* start *

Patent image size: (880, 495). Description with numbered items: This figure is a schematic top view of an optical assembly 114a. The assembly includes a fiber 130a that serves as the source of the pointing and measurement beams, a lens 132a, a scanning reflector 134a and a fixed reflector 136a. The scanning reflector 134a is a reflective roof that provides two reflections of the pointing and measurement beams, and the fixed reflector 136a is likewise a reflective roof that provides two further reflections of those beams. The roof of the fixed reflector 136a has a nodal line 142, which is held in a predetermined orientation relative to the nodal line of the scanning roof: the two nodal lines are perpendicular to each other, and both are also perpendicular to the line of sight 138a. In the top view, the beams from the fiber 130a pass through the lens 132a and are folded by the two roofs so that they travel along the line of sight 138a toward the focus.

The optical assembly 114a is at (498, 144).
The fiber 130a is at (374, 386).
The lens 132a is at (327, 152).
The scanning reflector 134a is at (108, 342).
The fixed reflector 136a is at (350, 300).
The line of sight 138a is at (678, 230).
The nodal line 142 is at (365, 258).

* end *
* start *

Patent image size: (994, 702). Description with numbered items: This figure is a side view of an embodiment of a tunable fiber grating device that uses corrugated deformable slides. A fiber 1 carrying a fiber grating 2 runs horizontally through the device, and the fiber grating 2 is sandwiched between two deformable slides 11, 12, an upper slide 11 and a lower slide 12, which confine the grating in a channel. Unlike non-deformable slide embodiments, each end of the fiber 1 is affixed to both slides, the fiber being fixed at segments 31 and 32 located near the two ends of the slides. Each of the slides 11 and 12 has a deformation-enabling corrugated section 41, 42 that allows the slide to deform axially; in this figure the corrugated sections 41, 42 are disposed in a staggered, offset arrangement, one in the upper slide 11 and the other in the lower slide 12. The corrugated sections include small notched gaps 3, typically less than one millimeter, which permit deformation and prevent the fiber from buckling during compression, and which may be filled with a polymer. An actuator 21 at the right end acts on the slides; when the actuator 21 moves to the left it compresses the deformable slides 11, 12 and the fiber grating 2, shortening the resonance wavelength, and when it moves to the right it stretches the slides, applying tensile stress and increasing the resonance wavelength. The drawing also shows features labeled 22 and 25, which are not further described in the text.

* end *

--- Written exercise ---
Can you rewrite the stretch from "Patent image size: (880, 495)." through "The scanning reflector 134a is at (108, 342).", putting "measurement and pointing beams" in place of "pointing and measurement beams" and leaving everything else as it is?

--- Solution for this exercise ---
Patent image size: (880, 495). Description with numbered items: This figure is a schematic top view of an optical assembly 114a. The assembly includes a fiber 130a that serves as the source of the measurement and pointing beams, a lens 132a, a scanning reflector 134a and a fixed reflector 136a. The scanning reflector 134a is a reflective roof that provides two reflections of the measurement and pointing beams, and the fixed reflector 136a is likewise a reflective roof that provides two further reflections of those beams. The roof of the fixed reflector 136a has a nodal line 142, which is held in a predetermined orientation relative to the nodal line of the scanning roof: the two nodal lines are perpendicular to each other, and both are also perpendicular to the line of sight 138a. In the top view, the beams from the fiber 130a pass through the lens 132a and are folded by the two roofs so that they travel along the line of sight 138a toward the focus.

The optical assembly 114a is at (498, 144).
The fiber 130a is at (374, 386).
The lens 132a is at (327, 152).
The scanning reflector 134a is at (108, 342).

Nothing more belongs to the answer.